[START RECORDS]

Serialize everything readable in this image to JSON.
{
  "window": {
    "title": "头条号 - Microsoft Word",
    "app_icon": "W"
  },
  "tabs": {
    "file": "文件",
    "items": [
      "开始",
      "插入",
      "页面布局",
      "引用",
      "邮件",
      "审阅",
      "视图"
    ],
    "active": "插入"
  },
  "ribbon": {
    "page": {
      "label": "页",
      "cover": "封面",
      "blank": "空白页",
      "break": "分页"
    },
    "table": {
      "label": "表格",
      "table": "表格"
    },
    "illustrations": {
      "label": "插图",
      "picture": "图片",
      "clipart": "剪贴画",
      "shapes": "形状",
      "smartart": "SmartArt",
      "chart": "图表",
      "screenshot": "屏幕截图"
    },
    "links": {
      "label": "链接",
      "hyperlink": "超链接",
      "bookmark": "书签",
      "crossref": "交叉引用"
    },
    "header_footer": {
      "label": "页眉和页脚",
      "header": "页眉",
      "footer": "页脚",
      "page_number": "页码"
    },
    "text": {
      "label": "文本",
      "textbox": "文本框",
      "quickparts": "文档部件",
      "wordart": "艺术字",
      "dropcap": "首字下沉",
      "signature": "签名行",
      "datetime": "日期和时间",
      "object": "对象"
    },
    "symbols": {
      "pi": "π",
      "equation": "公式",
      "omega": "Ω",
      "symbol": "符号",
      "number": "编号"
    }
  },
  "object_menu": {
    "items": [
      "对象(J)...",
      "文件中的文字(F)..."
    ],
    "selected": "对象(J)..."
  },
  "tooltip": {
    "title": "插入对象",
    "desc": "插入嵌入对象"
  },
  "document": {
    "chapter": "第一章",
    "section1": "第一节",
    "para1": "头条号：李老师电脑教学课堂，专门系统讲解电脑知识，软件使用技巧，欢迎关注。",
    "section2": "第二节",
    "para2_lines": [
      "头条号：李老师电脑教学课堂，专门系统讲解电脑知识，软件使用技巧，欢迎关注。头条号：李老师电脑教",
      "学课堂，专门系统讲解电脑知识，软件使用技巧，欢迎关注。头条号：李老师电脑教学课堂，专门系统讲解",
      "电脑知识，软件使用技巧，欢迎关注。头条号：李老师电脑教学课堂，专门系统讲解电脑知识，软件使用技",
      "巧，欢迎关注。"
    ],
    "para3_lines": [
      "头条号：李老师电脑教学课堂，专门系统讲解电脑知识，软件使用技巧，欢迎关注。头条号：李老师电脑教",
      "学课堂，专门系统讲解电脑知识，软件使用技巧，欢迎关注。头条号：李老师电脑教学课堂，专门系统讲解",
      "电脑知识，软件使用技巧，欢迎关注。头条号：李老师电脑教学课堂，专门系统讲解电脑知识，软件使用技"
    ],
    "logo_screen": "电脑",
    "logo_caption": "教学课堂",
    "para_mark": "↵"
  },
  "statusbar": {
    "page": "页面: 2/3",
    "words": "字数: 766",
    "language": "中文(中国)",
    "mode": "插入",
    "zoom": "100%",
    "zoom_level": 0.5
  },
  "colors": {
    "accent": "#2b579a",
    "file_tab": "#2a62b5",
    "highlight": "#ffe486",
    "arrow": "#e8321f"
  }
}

[END RECORDS]

# PROMPT
Give all of the entries again, word for word.

# WRITTEN SOLUTION
Serialize everything readable in this image to JSON.
{
  "window": {
    "title": "头条号 - Microsoft Word",
    "app_icon": "W"
  },
  "tabs": {
    "file": "文件",
    "items": [
      "开始",
      "插入",
      "页面布局",
      "引用",
      "邮件",
      "审阅",
      "视图"
    ],
    "active": "插入"
  },
  "ribbon": {
    "page": {
      "label": "页",
      "cover": "封面",
      "blank": "空白页",
      "break": "分页"
    },
    "table": {
      "label": "表格",
      "table": "表格"
    },
    "illustrations": {
      "label": "插图",
      "picture": "图片",
      "clipart": "剪贴画",
      "shapes": "形状",
      "smartart": "SmartArt",
      "chart": "图表",
      "screenshot": "屏幕截图"
    },
    "links": {
      "label": "链接",
      "hyperlink": "超链接",
      "bookmark": "书签",
      "crossref": "交叉引用"
    },
    "header_footer": {
      "label": "页眉和页脚",
      "header": "页眉",
      "footer": "页脚",
      "page_number": "页码"
    },
    "text": {
      "label": "文本",
      "textbox": "文本框",
      "quickparts": "文档部件",
      "wordart": "艺术字",
      "dropcap": "首字下沉",
      "signature": "签名行",
      "datetime": "日期和时间",
      "object": "对象"
    },
    "symbols": {
      "pi": "π",
      "equation": "公式",
      "omega": "Ω",
      "symbol": "符号",
      "number": "编号"
    }
  },
  "object_menu": {
    "items": [
      "对象(J)...",
      "文件中的文字(F)..."
    ],
    "selected": "对象(J)..."
  },
  "tooltip": {
    "title": "插入对象",
    "desc": "插入嵌入对象"
  },
  "document": {
    "chapter": "第一章",
    "section1": "第一节",
    "para1": "头条号：李老师电脑教学课堂，专门系统讲解电脑知识，软件使用技巧，欢迎关注。",
    "section2": "第二节",
    "para2_lines": [
      "头条号：李老师电脑教学课堂，专门系统讲解电脑知识，软件使用技巧，欢迎关注。头条号：李老师电脑教",
      "学课堂，专门系统讲解电脑知识，软件使用技巧，欢迎关注。头条号：李老师电脑教学课堂，专门系统讲解",
      "电脑知识，软件使用技巧，欢迎关注。头条号：李老师电脑教学课堂，专门系统讲解电脑知识，软件使用技",
      "巧，欢迎关注。"
    ],
    "para3_lines": [
      "头条号：李老师电脑教学课堂，专门系统讲解电脑知识，软件使用技巧，欢迎关注。头条号：李老师电脑教",
      "学课堂，专门系统讲解电脑知识，软件使用技巧，欢迎关注。头条号：李老师电脑教学课堂，专门系统讲解",
      "电脑知识，软件使用技巧，欢迎关注。头条号：李老师电脑教学课堂，专门系统讲解电脑知识，软件使用技"
    ],
    "logo_screen": "电脑",
    "logo_caption": "教学课堂",
    "para_mark": "↵"
  },
  "statusbar": {
    "page": "页面: 2/3",
    "words": "字数: 766",
    "language": "中文(中国)",
    "mode": "插入",
    "zoom": "100%",
    "zoom_level": 0.5
  },
  "colors": {
    "accent": "#2b579a",
    "file_tab": "#2a62b5",
    "highlight": "#ffe486",
    "arrow": "#e8321f"
  }
}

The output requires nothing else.